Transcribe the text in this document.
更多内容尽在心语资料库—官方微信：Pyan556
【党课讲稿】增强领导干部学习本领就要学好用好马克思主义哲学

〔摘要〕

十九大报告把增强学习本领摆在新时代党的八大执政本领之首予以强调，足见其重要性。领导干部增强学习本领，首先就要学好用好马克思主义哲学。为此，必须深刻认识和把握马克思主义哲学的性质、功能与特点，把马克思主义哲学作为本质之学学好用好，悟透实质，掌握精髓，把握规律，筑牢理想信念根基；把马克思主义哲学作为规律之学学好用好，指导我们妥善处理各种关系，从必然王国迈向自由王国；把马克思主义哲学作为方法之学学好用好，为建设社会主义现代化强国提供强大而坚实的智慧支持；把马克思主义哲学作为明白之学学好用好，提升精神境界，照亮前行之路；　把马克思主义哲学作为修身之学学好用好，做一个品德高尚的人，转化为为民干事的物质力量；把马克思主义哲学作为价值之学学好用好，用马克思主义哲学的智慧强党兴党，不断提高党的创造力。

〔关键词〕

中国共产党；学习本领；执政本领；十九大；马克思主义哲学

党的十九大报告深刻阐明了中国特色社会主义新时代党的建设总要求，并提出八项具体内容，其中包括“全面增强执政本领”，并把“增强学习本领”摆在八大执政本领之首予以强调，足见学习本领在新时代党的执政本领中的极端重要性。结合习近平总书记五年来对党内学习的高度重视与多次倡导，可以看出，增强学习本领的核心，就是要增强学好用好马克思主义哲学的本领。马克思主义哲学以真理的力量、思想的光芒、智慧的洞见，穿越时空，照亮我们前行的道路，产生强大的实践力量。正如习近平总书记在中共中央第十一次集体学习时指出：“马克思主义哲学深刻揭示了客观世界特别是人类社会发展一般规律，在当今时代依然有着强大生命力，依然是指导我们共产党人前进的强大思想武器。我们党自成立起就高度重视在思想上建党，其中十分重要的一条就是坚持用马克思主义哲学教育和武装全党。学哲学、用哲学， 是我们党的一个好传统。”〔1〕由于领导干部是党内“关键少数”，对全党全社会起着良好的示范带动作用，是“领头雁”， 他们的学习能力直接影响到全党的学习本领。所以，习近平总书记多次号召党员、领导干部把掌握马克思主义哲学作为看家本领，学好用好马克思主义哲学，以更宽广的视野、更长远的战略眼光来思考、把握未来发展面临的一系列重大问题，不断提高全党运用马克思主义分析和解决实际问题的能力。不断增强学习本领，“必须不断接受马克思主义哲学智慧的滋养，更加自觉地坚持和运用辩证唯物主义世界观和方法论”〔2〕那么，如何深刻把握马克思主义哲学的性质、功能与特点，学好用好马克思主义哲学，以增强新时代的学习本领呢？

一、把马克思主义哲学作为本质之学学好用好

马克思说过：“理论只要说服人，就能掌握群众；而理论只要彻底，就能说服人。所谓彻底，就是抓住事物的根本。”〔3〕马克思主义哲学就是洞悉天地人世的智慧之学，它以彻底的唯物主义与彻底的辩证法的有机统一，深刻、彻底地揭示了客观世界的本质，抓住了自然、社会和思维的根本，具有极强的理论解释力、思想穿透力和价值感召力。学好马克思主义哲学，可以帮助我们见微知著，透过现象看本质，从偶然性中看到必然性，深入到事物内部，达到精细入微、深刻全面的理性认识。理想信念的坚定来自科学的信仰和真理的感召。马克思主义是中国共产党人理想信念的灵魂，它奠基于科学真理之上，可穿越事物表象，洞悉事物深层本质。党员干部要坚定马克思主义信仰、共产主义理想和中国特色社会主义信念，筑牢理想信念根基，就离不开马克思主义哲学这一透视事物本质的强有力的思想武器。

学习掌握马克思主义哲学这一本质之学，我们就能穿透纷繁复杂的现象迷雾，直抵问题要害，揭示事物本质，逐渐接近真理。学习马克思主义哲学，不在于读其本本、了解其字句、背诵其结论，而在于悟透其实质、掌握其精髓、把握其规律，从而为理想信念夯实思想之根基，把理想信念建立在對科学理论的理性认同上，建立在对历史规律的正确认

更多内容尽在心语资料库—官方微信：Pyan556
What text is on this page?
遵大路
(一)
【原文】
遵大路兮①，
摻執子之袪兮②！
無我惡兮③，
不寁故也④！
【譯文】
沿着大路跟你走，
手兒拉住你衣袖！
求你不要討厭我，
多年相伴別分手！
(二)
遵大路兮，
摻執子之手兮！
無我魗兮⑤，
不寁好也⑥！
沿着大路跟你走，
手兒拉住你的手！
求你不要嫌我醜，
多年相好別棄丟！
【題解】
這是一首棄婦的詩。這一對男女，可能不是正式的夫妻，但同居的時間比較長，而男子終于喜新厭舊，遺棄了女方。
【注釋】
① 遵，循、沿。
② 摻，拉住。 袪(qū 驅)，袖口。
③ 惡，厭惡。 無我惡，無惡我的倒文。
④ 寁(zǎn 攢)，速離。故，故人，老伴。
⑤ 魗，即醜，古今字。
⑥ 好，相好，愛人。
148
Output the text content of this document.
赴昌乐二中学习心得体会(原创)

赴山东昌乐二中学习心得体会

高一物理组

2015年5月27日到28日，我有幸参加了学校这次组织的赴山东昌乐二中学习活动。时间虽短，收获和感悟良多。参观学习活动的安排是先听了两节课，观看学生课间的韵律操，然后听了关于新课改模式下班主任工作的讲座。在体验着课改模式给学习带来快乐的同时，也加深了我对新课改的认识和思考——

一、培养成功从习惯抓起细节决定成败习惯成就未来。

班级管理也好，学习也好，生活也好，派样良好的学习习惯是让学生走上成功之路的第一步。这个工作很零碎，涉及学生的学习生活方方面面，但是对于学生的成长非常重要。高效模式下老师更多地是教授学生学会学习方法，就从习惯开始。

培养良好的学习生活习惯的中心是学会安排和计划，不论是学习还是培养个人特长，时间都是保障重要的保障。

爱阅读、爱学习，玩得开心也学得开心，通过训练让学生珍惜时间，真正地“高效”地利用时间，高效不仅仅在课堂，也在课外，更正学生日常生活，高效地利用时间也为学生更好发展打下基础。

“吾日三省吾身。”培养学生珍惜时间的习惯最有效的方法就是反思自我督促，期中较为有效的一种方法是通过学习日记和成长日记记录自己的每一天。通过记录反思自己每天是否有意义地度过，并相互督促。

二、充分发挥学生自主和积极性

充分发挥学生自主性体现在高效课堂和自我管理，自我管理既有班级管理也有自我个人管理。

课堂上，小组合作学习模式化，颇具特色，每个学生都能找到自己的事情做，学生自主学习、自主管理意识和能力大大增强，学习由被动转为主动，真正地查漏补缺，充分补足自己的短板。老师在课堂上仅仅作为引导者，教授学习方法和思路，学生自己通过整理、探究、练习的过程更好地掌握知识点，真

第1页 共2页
========================================
◆ Task instructions
Looking at the material above, count the lines that hold "筑牢理想信念根基" and give the total alone.

◆ Written reply
2